Quali sono le prospettive?

Un improbabile aumento dell’inflazione

Le fasi di ripresa sono generalmente accompagnate da un periodo di normalizzazione dell’inflazione: durante una recessione, l’attività economica rallenta e i prezzi dei beni e dei servizi diminuiscono – un effetto meccanico della contrazione della domanda. Durante la crisi del 2008, l’inflazione nell’area OCSE è crollata al -0,6% a luglio 2009. I mesi che seguono il punto di minimo di un ciclo economico sono generalmente accompagnati da una graduale risalita dell’inflazione senza forti accelerazioni. L’inflazione statunitense è risalita dal 2,8% nel mese di giugno 1983 al 5,2% a metà del 1984, è aumentata dall’1,1% al 2,8% nel dicembre 2003, ed è passata dall’1,3% all’1,8% nel 2009. Poiché gli Stati Uniti sono un’economia relativamente chiusa e il Dollaro è la valuta dei mercati delle materie prime, queste fasi di normalizzazione sono state piuttosto graduali negli ultimi trent’anni. La situazione è diversa per le economie con forti scambi commerciali con il resto del mondo, come la Gran Bretagna o la Svizzera. Durante la fase di normalizzazione fra il 2008 e il 2009, l’inflazione britannica è aumentata dal -1,4% a metà 2008 al +5% a metà 2010, registrando un incremento molto più violento di quanto osservato negli Stati Uniti.

L’elemento comune a queste fasi di normalizzazione è la loro breve durata: l’inflazione supera l’obiettivo della banca centrale per alcuni mesi, per poi riportarsi su livelli tendenziali di lungo periodo. Una delle principali ragioni di questo fenomeno è la tipica origine di questa normalizzazione: in un contesto di ripresa della domanda delle famiglie e degli investimenti, i mercati delle materie prime, in particolare quelli dell’energia, registrano un aumento dei prezzi che conduce meccanicamente ad un’accelerazione moderata, ma soprattutto temporanea, dell’inflazione. È quanto è accaduto durante le fasi di ripresa del 1994, del 2003, del 2009 e del 2011.

### DATI FORNITI
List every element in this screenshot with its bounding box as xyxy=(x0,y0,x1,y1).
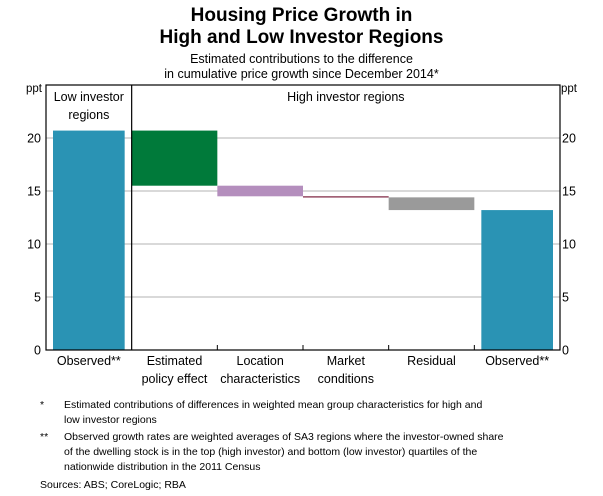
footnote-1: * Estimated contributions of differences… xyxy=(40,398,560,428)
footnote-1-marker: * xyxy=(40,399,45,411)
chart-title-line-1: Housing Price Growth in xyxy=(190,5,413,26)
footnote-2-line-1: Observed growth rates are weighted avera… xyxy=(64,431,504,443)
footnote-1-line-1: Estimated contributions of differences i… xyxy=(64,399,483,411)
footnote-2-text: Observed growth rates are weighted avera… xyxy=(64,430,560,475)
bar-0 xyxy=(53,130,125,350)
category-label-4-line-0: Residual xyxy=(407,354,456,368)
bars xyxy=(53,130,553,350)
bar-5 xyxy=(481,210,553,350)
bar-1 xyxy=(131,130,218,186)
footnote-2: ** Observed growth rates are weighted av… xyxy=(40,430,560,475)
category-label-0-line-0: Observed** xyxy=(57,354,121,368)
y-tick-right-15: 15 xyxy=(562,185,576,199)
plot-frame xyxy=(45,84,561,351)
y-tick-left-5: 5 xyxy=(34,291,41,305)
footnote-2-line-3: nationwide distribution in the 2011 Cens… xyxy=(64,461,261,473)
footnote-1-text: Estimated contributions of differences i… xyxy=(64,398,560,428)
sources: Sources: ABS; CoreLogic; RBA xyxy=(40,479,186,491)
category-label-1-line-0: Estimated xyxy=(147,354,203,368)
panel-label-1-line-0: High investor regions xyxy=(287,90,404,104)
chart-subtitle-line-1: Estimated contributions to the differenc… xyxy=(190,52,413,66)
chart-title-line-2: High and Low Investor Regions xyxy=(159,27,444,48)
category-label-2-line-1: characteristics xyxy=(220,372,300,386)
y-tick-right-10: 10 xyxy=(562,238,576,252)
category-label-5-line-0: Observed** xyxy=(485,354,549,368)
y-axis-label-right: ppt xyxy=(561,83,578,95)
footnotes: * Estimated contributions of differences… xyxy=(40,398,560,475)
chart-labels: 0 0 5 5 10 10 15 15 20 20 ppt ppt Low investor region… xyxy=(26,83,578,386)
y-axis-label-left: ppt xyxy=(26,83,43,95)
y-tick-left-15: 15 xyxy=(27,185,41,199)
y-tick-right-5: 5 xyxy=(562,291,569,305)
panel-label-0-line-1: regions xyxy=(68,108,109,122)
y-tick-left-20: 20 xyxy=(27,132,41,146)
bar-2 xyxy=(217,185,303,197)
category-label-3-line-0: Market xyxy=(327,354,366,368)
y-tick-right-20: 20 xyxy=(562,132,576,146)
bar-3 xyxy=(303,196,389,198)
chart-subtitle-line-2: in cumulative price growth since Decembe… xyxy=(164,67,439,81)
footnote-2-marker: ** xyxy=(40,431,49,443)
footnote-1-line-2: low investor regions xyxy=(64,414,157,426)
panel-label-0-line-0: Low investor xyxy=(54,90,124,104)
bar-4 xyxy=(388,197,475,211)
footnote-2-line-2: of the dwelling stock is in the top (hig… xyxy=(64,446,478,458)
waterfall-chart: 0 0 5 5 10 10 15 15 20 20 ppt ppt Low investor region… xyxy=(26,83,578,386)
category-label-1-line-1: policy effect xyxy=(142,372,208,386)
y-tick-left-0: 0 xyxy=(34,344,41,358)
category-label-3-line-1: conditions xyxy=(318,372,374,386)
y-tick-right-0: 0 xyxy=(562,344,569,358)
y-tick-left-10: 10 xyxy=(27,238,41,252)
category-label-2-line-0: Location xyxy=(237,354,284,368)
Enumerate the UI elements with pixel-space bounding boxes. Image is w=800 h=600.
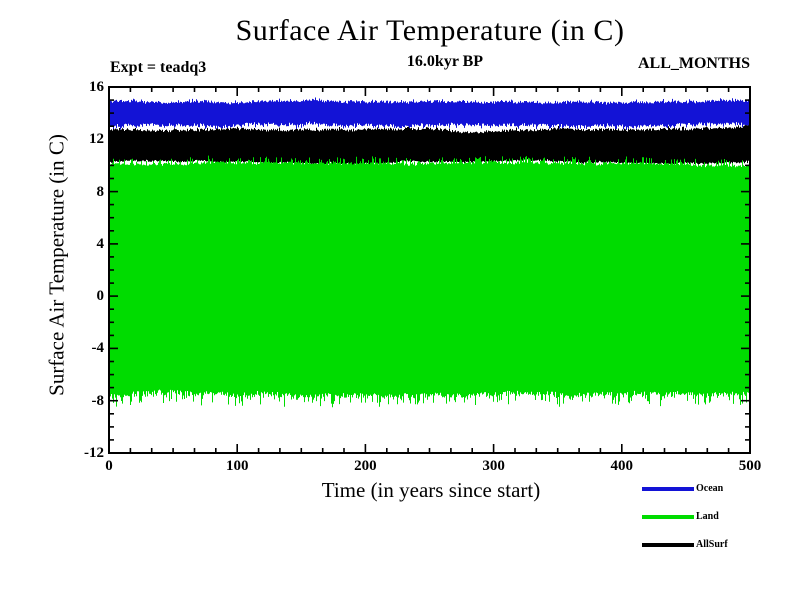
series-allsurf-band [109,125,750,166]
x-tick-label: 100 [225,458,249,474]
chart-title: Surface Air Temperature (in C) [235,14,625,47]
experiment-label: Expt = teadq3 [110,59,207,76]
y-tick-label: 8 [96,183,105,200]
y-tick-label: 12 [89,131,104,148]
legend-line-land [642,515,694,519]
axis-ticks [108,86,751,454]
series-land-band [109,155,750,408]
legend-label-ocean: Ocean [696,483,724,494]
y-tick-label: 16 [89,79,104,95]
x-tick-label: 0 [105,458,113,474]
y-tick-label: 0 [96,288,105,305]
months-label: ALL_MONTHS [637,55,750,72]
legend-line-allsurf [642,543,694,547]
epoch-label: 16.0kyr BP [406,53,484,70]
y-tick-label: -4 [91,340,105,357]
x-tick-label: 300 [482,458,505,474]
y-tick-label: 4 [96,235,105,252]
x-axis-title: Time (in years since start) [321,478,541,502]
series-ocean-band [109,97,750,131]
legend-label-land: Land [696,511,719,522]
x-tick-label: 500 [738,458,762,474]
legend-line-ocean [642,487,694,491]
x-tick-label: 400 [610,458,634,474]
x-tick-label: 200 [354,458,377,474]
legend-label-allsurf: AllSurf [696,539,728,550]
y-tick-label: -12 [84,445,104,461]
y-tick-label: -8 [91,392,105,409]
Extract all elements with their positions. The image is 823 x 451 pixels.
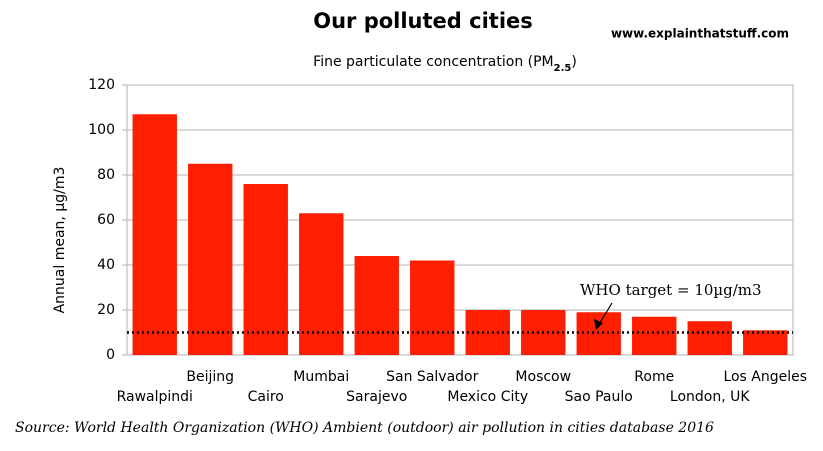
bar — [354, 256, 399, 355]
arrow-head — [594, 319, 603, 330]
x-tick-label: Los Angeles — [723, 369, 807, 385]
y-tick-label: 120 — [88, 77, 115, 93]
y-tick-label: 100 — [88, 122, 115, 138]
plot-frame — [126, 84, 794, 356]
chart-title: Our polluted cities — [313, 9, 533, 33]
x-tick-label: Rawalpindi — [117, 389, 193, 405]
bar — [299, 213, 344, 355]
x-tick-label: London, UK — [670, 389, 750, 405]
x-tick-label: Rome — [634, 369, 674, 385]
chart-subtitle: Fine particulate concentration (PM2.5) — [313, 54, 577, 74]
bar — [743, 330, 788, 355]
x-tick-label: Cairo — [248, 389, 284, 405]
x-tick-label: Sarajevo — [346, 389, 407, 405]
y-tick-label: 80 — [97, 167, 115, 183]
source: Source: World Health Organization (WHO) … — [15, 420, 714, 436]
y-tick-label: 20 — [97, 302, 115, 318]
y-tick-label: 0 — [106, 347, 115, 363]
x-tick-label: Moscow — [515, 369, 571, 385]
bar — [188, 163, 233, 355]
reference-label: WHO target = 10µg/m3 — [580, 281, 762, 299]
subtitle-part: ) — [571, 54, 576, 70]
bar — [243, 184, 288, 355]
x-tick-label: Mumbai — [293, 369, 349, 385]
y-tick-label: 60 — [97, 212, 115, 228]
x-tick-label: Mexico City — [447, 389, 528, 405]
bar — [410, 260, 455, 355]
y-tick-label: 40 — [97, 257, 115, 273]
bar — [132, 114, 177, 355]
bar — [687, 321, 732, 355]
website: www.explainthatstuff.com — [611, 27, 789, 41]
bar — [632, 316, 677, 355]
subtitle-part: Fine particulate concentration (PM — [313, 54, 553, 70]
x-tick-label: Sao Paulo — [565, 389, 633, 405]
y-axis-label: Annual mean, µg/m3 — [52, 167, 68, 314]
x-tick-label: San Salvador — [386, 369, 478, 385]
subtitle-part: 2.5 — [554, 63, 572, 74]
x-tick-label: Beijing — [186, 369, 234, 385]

### ISTRUZIONI DEL COMPITO
Prosegui il testo sull'andamento dell'inflazione nelle fasi di ripresa, riprendendo subito dopo l'ultima frase. Il materiale non ha alcun ruolo in questo lavoro.

### RISPOSTA
A giugno, il tasso di crescita dell’inflazione nei paesi dell’OCSE si attestava su livelli inferiori all’1%, in netto calo rispetto al picco del 3,1% raggiunto nel 2018. È ragionevole aspettarsi che questo dato riprenda a salire nei prossimi mesi, ma fino a che punto?

Quanto potrà aumentare l’inflazione?

Un primo approccio per rispondere a questo interrogativo consiste nell’esaminare le previsioni degli economisti e degli organismi nazionali ed internazionali e le aspettative di mercato. Gli economisti prevedono che l’inflazione negli Stati Uniti si attesterà attorno all’1% nel 2020 e all’1,7% nel 2021, mentre nell’Eurozona dovrebbe aumentare dallo 0,4% nel 2020 all’1% nel 2021. Infine, si prevede che l’inflazione globale aumenterà dal 2,3% nel 2020 al 2,6% nel 2021. Nessuna di queste previsioni segnala quindi un’accelerazione dell’inflazione. Anche le previsioni della Federal Reserve, della BCE e dell’FMI riflettono una dinamica simile: secondo la Fed, il “PCE core” non dovrebbe superare l’1,7% fino al 2022, mentre la BCE non prevede un’inflazione superiore all’1,5% fino al 2022. Secondo l’FMI, l’inflazione globale si attesterà tra il 3% ed il 3,5% nello stesso periodo. Le aspettative di mercato non si scostano molto da queste previsioni: i breakeven statunitensi a 10 anni scontano un’inflazione dell’1,64% per lo stesso periodo, mentre i prezzi nell’Eurozona incorporano un’inflazione dello 0,7%. Da qualsiasi prospettiva la si osservi, l’inflazione sembra morta e sepolta.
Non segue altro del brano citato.